* Data to use:
__________________________________________________

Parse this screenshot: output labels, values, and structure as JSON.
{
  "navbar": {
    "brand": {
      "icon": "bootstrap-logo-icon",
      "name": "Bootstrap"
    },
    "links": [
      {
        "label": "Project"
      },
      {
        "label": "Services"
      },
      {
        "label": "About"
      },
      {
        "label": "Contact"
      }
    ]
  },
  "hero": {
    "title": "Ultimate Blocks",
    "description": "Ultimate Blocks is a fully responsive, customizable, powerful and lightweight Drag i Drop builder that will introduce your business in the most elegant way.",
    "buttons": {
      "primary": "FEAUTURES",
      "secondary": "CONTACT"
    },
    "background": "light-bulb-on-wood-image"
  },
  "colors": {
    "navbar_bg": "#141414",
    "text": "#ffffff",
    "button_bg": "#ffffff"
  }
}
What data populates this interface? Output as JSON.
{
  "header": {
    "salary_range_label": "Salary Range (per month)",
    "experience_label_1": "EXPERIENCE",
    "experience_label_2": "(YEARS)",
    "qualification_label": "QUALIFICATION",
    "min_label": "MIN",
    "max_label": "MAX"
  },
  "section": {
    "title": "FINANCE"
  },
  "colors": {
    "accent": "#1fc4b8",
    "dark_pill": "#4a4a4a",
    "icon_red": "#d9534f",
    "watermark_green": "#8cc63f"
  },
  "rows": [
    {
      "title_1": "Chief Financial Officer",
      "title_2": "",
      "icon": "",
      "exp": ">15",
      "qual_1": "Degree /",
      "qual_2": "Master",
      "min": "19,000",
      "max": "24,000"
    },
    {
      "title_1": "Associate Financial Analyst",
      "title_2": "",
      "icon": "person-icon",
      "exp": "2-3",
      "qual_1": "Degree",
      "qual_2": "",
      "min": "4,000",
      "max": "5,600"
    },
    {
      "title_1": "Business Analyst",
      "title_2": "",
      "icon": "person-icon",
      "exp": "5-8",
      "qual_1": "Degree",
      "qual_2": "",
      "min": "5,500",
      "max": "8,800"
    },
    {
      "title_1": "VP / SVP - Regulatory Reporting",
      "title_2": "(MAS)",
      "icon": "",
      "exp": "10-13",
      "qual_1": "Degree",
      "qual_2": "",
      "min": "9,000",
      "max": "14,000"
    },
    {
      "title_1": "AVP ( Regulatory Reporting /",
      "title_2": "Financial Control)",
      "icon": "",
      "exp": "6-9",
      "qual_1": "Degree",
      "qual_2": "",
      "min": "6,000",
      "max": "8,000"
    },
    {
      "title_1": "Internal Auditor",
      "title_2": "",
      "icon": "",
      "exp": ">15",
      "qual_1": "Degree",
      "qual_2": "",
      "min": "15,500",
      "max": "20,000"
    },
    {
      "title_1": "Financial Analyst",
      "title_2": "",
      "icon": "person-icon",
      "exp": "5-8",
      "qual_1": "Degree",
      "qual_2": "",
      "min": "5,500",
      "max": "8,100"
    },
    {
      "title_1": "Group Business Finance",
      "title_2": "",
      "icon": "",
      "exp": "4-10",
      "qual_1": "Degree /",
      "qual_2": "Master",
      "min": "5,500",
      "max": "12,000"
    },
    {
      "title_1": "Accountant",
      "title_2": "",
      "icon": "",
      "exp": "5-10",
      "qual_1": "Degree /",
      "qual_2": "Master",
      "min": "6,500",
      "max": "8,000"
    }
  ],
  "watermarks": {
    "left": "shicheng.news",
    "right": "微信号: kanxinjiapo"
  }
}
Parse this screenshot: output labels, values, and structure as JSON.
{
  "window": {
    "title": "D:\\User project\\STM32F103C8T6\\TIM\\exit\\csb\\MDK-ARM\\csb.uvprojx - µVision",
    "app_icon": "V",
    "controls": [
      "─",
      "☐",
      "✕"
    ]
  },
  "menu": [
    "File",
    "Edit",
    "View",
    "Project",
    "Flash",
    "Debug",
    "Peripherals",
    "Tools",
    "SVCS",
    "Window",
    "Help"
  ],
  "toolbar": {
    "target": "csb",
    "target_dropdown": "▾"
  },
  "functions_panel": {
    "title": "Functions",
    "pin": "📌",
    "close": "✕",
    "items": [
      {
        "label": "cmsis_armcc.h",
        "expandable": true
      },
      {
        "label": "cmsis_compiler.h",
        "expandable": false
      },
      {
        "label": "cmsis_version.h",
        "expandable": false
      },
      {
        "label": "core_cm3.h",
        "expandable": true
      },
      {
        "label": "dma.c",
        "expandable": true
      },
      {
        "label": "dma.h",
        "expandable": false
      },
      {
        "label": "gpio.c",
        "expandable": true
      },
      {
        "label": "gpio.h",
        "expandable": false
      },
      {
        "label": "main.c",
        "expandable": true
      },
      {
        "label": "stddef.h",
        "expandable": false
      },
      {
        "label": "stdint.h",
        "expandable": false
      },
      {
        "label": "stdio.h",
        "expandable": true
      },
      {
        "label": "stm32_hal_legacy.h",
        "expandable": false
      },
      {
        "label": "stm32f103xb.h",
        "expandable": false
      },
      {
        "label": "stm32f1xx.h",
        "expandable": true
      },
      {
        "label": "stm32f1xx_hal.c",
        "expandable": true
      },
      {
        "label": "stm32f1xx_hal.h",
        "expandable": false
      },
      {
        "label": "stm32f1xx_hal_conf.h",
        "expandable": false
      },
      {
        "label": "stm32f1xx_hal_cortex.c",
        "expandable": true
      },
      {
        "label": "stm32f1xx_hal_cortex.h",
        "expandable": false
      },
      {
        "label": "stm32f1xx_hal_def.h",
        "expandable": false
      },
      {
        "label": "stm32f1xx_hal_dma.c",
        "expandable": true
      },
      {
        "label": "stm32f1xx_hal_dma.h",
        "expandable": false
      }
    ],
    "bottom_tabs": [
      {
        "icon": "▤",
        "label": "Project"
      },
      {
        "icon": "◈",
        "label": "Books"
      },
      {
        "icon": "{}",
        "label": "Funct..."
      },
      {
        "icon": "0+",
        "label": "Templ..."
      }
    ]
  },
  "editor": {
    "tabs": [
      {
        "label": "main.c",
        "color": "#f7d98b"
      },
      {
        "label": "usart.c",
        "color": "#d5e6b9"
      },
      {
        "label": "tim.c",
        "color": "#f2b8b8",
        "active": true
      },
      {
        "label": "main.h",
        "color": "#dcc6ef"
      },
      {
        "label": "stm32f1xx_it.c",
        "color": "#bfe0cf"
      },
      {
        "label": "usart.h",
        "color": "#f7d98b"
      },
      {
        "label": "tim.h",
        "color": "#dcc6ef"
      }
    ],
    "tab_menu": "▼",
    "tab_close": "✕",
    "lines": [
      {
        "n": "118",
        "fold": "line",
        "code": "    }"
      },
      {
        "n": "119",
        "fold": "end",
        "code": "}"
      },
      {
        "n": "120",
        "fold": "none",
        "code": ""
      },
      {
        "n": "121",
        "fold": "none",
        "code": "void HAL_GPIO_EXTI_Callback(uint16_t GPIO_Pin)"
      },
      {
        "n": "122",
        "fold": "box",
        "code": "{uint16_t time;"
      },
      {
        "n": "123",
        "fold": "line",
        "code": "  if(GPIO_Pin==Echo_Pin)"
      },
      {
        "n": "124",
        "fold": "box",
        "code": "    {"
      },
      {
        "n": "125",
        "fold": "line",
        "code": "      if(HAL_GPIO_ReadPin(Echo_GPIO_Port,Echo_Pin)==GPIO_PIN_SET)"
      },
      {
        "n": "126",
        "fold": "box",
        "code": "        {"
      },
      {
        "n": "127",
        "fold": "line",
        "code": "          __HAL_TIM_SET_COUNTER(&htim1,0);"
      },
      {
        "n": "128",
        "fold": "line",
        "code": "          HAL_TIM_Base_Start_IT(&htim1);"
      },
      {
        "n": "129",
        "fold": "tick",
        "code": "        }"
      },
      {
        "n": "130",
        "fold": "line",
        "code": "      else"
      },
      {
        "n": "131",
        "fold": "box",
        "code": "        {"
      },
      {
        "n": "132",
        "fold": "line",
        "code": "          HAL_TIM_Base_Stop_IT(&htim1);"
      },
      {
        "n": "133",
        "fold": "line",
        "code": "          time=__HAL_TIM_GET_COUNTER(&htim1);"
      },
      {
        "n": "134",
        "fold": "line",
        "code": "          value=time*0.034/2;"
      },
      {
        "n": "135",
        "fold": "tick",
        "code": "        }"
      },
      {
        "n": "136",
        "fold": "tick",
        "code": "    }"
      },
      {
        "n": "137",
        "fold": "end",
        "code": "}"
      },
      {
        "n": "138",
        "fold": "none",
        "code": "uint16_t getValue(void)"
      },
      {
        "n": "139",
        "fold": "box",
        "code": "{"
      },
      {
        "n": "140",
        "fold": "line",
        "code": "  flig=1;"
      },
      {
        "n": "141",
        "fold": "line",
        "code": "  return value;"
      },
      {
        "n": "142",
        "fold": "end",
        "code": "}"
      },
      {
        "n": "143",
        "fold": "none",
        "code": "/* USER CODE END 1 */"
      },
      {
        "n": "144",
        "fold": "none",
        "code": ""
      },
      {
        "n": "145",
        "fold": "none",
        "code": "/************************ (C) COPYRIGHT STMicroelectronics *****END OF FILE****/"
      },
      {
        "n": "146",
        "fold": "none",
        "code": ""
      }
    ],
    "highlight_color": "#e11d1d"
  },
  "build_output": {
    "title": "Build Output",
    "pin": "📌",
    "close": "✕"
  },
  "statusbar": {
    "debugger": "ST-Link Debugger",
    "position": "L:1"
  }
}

__________________________________________________

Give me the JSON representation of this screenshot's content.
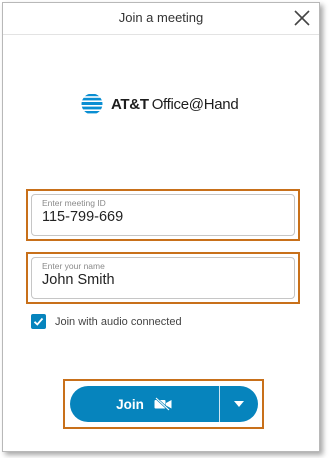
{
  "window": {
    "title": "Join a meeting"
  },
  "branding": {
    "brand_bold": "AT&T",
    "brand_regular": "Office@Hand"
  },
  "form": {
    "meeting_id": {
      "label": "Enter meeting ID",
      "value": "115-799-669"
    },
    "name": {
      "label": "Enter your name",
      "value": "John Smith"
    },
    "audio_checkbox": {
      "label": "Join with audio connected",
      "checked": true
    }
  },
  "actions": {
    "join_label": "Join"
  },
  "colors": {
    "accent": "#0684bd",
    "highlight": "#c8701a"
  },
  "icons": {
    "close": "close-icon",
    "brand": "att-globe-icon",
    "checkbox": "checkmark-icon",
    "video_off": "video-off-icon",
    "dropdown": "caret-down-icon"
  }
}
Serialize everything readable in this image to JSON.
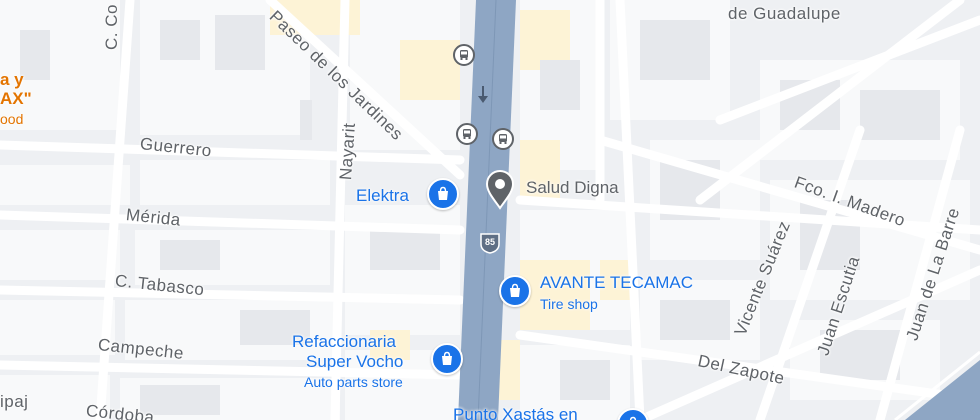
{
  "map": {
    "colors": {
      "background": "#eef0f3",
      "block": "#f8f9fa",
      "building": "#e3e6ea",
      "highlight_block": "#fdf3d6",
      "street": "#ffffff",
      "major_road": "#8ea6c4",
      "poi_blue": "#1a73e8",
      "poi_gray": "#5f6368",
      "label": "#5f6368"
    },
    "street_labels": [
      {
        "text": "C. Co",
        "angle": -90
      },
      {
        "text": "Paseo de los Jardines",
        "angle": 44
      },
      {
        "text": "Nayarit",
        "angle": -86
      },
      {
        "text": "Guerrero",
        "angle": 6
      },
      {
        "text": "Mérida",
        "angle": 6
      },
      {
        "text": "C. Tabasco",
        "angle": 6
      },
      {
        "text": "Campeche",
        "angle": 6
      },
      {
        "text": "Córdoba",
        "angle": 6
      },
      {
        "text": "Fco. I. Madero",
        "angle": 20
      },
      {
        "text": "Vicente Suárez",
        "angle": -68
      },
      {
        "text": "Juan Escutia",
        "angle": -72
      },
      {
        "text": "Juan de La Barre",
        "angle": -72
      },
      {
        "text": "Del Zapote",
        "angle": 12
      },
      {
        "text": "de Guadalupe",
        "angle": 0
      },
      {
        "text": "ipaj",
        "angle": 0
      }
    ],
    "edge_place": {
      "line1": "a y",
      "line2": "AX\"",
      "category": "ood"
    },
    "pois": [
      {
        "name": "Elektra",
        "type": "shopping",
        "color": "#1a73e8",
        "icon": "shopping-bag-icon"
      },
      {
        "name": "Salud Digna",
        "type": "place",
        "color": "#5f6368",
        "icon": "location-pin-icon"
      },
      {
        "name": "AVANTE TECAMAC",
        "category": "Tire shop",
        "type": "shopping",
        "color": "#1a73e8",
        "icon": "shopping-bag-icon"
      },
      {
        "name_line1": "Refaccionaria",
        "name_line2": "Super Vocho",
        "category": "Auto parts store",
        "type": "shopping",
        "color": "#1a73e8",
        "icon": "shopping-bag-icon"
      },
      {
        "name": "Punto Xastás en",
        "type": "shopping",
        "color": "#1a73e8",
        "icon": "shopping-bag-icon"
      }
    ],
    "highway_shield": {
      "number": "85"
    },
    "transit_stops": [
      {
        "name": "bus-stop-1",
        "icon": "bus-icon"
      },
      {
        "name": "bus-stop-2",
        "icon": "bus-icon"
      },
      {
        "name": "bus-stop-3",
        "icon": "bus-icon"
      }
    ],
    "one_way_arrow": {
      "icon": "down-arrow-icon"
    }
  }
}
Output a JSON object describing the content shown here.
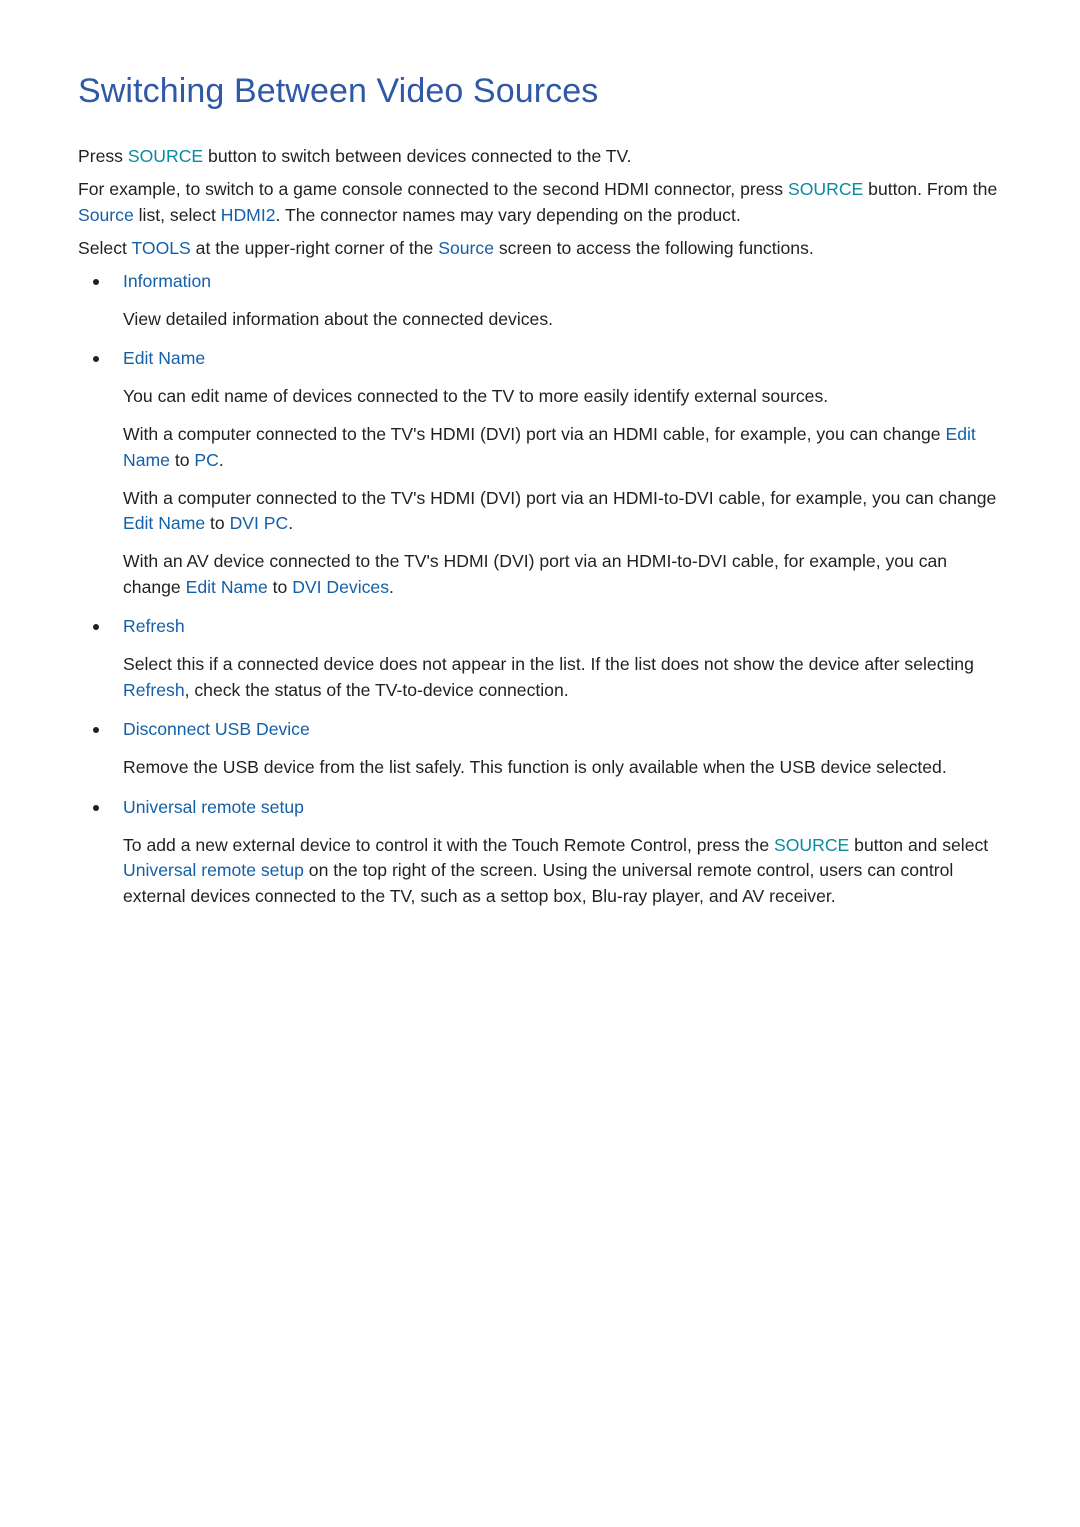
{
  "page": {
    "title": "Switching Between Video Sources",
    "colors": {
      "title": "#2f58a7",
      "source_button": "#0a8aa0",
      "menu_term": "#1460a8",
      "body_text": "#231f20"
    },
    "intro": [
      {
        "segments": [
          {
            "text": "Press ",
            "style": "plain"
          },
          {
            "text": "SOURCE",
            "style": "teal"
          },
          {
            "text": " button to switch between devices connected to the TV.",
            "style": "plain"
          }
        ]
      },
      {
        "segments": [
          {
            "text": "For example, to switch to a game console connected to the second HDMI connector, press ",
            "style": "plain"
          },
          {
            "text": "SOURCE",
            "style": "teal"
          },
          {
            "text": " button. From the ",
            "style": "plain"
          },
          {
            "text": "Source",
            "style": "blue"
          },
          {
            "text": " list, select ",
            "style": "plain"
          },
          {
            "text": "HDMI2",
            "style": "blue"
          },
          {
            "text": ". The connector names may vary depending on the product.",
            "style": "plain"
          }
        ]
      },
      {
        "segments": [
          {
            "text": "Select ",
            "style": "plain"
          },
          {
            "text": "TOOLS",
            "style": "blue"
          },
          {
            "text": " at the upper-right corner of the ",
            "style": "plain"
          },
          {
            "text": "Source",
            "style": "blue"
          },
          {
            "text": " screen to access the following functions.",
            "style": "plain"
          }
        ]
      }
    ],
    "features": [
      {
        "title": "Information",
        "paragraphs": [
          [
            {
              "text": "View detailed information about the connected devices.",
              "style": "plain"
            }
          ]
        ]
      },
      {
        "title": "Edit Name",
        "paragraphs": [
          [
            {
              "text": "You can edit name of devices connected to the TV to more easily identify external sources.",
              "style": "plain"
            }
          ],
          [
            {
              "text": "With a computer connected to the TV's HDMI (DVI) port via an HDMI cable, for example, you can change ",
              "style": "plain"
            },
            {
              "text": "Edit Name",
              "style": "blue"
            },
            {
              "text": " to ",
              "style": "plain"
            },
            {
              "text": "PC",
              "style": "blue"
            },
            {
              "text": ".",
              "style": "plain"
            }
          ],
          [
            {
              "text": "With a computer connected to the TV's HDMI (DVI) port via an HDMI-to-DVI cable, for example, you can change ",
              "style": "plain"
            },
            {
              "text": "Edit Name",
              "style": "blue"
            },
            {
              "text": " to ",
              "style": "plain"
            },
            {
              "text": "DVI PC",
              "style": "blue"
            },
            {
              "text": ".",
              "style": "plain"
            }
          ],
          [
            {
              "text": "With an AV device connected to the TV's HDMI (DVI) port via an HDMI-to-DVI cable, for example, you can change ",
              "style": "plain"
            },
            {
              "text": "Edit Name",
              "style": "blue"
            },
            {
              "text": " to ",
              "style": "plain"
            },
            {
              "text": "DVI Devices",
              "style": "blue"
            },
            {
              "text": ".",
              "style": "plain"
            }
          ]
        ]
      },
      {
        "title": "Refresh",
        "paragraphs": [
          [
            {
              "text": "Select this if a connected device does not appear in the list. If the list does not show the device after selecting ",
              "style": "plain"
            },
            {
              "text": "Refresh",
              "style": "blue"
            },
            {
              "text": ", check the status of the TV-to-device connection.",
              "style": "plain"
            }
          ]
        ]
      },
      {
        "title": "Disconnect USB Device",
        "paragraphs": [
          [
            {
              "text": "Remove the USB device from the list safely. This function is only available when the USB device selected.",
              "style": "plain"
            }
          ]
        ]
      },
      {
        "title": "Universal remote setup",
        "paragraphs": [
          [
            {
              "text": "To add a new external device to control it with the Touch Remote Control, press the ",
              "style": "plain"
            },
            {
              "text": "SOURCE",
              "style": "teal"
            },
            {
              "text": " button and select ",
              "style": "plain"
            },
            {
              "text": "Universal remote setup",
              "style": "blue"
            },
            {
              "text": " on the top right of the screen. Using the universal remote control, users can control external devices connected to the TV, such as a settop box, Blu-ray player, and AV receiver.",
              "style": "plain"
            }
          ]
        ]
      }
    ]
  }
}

__________________________________________________

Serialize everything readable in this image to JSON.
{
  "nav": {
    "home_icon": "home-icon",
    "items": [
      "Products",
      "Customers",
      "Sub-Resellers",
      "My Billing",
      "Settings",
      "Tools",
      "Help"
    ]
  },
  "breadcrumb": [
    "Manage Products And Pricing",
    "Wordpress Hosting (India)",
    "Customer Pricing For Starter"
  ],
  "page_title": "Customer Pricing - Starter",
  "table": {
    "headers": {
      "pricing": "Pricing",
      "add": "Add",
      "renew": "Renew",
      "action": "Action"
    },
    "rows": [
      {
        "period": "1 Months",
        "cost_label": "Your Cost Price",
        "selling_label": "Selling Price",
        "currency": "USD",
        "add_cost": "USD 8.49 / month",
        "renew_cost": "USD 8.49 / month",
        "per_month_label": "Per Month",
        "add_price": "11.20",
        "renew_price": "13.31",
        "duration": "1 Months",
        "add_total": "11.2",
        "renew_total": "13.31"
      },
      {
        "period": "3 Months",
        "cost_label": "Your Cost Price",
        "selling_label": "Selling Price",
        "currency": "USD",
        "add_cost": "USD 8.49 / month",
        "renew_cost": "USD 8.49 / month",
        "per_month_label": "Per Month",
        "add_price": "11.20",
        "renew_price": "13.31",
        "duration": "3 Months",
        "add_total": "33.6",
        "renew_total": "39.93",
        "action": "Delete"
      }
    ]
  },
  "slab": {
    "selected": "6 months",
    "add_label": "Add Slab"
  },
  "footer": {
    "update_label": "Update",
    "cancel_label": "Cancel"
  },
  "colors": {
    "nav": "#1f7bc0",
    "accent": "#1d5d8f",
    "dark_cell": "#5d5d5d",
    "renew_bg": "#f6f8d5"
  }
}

__________________________________________________

From the listing, copy every line where the string "Join" appears.

    "title": "Join a meeting"
      "label": "Join with audio connected",
    "join_label": "Join"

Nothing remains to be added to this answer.